### EXERCISE INSTRUCTIONS
Could you copy every entry exactly, dropping the pictures?

--

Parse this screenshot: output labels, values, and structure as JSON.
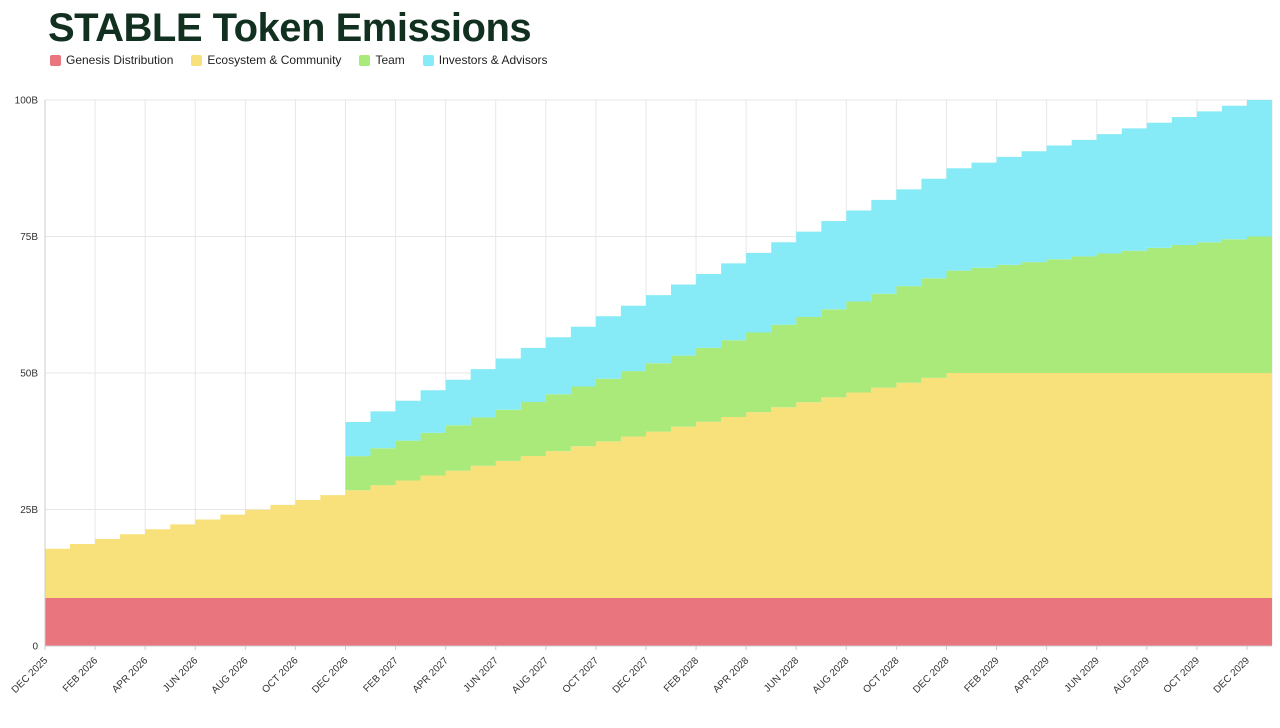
{
  "page": {
    "title": "STABLE Token Emissions"
  },
  "colors": {
    "title": "#12301f",
    "grid": "#e7e7e7",
    "axis": "#cccccc",
    "tick_text": "#333333",
    "genesis": "#e9757e",
    "ecosystem": "#f8e17b",
    "team": "#a9ea7a",
    "investors": "#86ebf6"
  },
  "legend": [
    {
      "label": "Genesis Distribution",
      "color": "#e9757e"
    },
    {
      "label": "Ecosystem & Community",
      "color": "#f8e17b"
    },
    {
      "label": "Team",
      "color": "#a9ea7a"
    },
    {
      "label": "Investors & Advisors",
      "color": "#86ebf6"
    }
  ],
  "chart_data": {
    "type": "area",
    "stacked": true,
    "step": true,
    "title": "STABLE Token Emissions",
    "xlabel": "",
    "ylabel": "",
    "ylim": [
      0,
      100
    ],
    "legend_position": "top-left",
    "grid": true,
    "x_tick_every": 2,
    "yticks": [
      {
        "v": 0,
        "label": "0"
      },
      {
        "v": 25,
        "label": "25B"
      },
      {
        "v": 50,
        "label": "50B"
      },
      {
        "v": 75,
        "label": "75B"
      },
      {
        "v": 100,
        "label": "100B"
      }
    ],
    "x": [
      "DEC 2025",
      "JAN 2026",
      "FEB 2026",
      "MAR 2026",
      "APR 2026",
      "MAY 2026",
      "JUN 2026",
      "JUL 2026",
      "AUG 2026",
      "SEP 2026",
      "OCT 2026",
      "NOV 2026",
      "DEC 2026",
      "JAN 2027",
      "FEB 2027",
      "MAR 2027",
      "APR 2027",
      "MAY 2027",
      "JUN 2027",
      "JUL 2027",
      "AUG 2027",
      "SEP 2027",
      "OCT 2027",
      "NOV 2027",
      "DEC 2027",
      "JAN 2028",
      "FEB 2028",
      "MAR 2028",
      "APR 2028",
      "MAY 2028",
      "JUN 2028",
      "JUL 2028",
      "AUG 2028",
      "SEP 2028",
      "OCT 2028",
      "NOV 2028",
      "DEC 2028",
      "JAN 2029",
      "FEB 2029",
      "MAR 2029",
      "APR 2029",
      "MAY 2029",
      "JUN 2029",
      "JUL 2029",
      "AUG 2029",
      "SEP 2029",
      "OCT 2029",
      "NOV 2029",
      "DEC 2029"
    ],
    "series": [
      {
        "name": "Genesis Distribution",
        "color": "#e9757e",
        "values": [
          8.8,
          8.8,
          8.8,
          8.8,
          8.8,
          8.8,
          8.8,
          8.8,
          8.8,
          8.8,
          8.8,
          8.8,
          8.8,
          8.8,
          8.8,
          8.8,
          8.8,
          8.8,
          8.8,
          8.8,
          8.8,
          8.8,
          8.8,
          8.8,
          8.8,
          8.8,
          8.8,
          8.8,
          8.8,
          8.8,
          8.8,
          8.8,
          8.8,
          8.8,
          8.8,
          8.8,
          8.8,
          8.8,
          8.8,
          8.8,
          8.8,
          8.8,
          8.8,
          8.8,
          8.8,
          8.8,
          8.8,
          8.8,
          8.8
        ]
      },
      {
        "name": "Ecosystem & Community",
        "color": "#f8e17b",
        "values": [
          9,
          9.89,
          10.79,
          11.68,
          12.58,
          13.47,
          14.37,
          15.26,
          16.16,
          17.05,
          17.94,
          18.84,
          19.73,
          20.63,
          21.52,
          22.42,
          23.31,
          24.21,
          25.1,
          25.99,
          26.89,
          27.78,
          28.68,
          29.57,
          30.47,
          31.36,
          32.26,
          33.15,
          34.04,
          34.94,
          35.83,
          36.73,
          37.62,
          38.52,
          39.41,
          40.31,
          41.2,
          41.2,
          41.2,
          41.2,
          41.2,
          41.2,
          41.2,
          41.2,
          41.2,
          41.2,
          41.2,
          41.2,
          41.2
        ]
      },
      {
        "name": "Team",
        "color": "#a9ea7a",
        "values": [
          0,
          0,
          0,
          0,
          0,
          0,
          0,
          0,
          0,
          0,
          0,
          0,
          6.25,
          6.77,
          7.29,
          7.81,
          8.33,
          8.85,
          9.38,
          9.9,
          10.42,
          10.94,
          11.46,
          11.98,
          12.5,
          13.02,
          13.54,
          14.06,
          14.58,
          15.1,
          15.63,
          16.15,
          16.67,
          17.19,
          17.71,
          18.23,
          18.75,
          19.27,
          19.79,
          20.31,
          20.83,
          21.35,
          21.88,
          22.4,
          22.92,
          23.44,
          23.96,
          24.48,
          25
        ]
      },
      {
        "name": "Investors & Advisors",
        "color": "#86ebf6",
        "values": [
          0,
          0,
          0,
          0,
          0,
          0,
          0,
          0,
          0,
          0,
          0,
          0,
          6.25,
          6.77,
          7.29,
          7.81,
          8.33,
          8.85,
          9.38,
          9.9,
          10.42,
          10.94,
          11.46,
          11.98,
          12.5,
          13.02,
          13.54,
          14.06,
          14.58,
          15.1,
          15.63,
          16.15,
          16.67,
          17.19,
          17.71,
          18.23,
          18.75,
          19.27,
          19.79,
          20.31,
          20.83,
          21.35,
          21.88,
          22.4,
          22.92,
          23.44,
          23.96,
          24.48,
          25
        ]
      }
    ]
  }
}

--

### TASK ANSWER
Parse this screenshot: output labels, values, and structure as JSON.
{
  "page": {
    "title": "STABLE Token Emissions"
  },
  "colors": {
    "title": "#12301f",
    "grid": "#e7e7e7",
    "axis": "#cccccc",
    "tick_text": "#333333",
    "genesis": "#e9757e",
    "ecosystem": "#f8e17b",
    "team": "#a9ea7a",
    "investors": "#86ebf6"
  },
  "legend": [
    {
      "label": "Genesis Distribution",
      "color": "#e9757e"
    },
    {
      "label": "Ecosystem & Community",
      "color": "#f8e17b"
    },
    {
      "label": "Team",
      "color": "#a9ea7a"
    },
    {
      "label": "Investors & Advisors",
      "color": "#86ebf6"
    }
  ],
  "chart_data": {
    "type": "area",
    "stacked": true,
    "step": true,
    "title": "STABLE Token Emissions",
    "xlabel": "",
    "ylabel": "",
    "ylim": [
      0,
      100
    ],
    "legend_position": "top-left",
    "grid": true,
    "x_tick_every": 2,
    "yticks": [
      {
        "v": 0,
        "label": "0"
      },
      {
        "v": 25,
        "label": "25B"
      },
      {
        "v": 50,
        "label": "50B"
      },
      {
        "v": 75,
        "label": "75B"
      },
      {
        "v": 100,
        "label": "100B"
      }
    ],
    "x": [
      "DEC 2025",
      "JAN 2026",
      "FEB 2026",
      "MAR 2026",
      "APR 2026",
      "MAY 2026",
      "JUN 2026",
      "JUL 2026",
      "AUG 2026",
      "SEP 2026",
      "OCT 2026",
      "NOV 2026",
      "DEC 2026",
      "JAN 2027",
      "FEB 2027",
      "MAR 2027",
      "APR 2027",
      "MAY 2027",
      "JUN 2027",
      "JUL 2027",
      "AUG 2027",
      "SEP 2027",
      "OCT 2027",
      "NOV 2027",
      "DEC 2027",
      "JAN 2028",
      "FEB 2028",
      "MAR 2028",
      "APR 2028",
      "MAY 2028",
      "JUN 2028",
      "JUL 2028",
      "AUG 2028",
      "SEP 2028",
      "OCT 2028",
      "NOV 2028",
      "DEC 2028",
      "JAN 2029",
      "FEB 2029",
      "MAR 2029",
      "APR 2029",
      "MAY 2029",
      "JUN 2029",
      "JUL 2029",
      "AUG 2029",
      "SEP 2029",
      "OCT 2029",
      "NOV 2029",
      "DEC 2029"
    ],
    "series": [
      {
        "name": "Genesis Distribution",
        "color": "#e9757e",
        "values": [
          8.8,
          8.8,
          8.8,
          8.8,
          8.8,
          8.8,
          8.8,
          8.8,
          8.8,
          8.8,
          8.8,
          8.8,
          8.8,
          8.8,
          8.8,
          8.8,
          8.8,
          8.8,
          8.8,
          8.8,
          8.8,
          8.8,
          8.8,
          8.8,
          8.8,
          8.8,
          8.8,
          8.8,
          8.8,
          8.8,
          8.8,
          8.8,
          8.8,
          8.8,
          8.8,
          8.8,
          8.8,
          8.8,
          8.8,
          8.8,
          8.8,
          8.8,
          8.8,
          8.8,
          8.8,
          8.8,
          8.8,
          8.8,
          8.8
        ]
      },
      {
        "name": "Ecosystem & Community",
        "color": "#f8e17b",
        "values": [
          9,
          9.89,
          10.79,
          11.68,
          12.58,
          13.47,
          14.37,
          15.26,
          16.16,
          17.05,
          17.94,
          18.84,
          19.73,
          20.63,
          21.52,
          22.42,
          23.31,
          24.21,
          25.1,
          25.99,
          26.89,
          27.78,
          28.68,
          29.57,
          30.47,
          31.36,
          32.26,
          33.15,
          34.04,
          34.94,
          35.83,
          36.73,
          37.62,
          38.52,
          39.41,
          40.31,
          41.2,
          41.2,
          41.2,
          41.2,
          41.2,
          41.2,
          41.2,
          41.2,
          41.2,
          41.2,
          41.2,
          41.2,
          41.2
        ]
      },
      {
        "name": "Team",
        "color": "#a9ea7a",
        "values": [
          0,
          0,
          0,
          0,
          0,
          0,
          0,
          0,
          0,
          0,
          0,
          0,
          6.25,
          6.77,
          7.29,
          7.81,
          8.33,
          8.85,
          9.38,
          9.9,
          10.42,
          10.94,
          11.46,
          11.98,
          12.5,
          13.02,
          13.54,
          14.06,
          14.58,
          15.1,
          15.63,
          16.15,
          16.67,
          17.19,
          17.71,
          18.23,
          18.75,
          19.27,
          19.79,
          20.31,
          20.83,
          21.35,
          21.88,
          22.4,
          22.92,
          23.44,
          23.96,
          24.48,
          25
        ]
      },
      {
        "name": "Investors & Advisors",
        "color": "#86ebf6",
        "values": [
          0,
          0,
          0,
          0,
          0,
          0,
          0,
          0,
          0,
          0,
          0,
          0,
          6.25,
          6.77,
          7.29,
          7.81,
          8.33,
          8.85,
          9.38,
          9.9,
          10.42,
          10.94,
          11.46,
          11.98,
          12.5,
          13.02,
          13.54,
          14.06,
          14.58,
          15.1,
          15.63,
          16.15,
          16.67,
          17.19,
          17.71,
          18.23,
          18.75,
          19.27,
          19.79,
          20.31,
          20.83,
          21.35,
          21.88,
          22.4,
          22.92,
          23.44,
          23.96,
          24.48,
          25
        ]
      }
    ]
  }
}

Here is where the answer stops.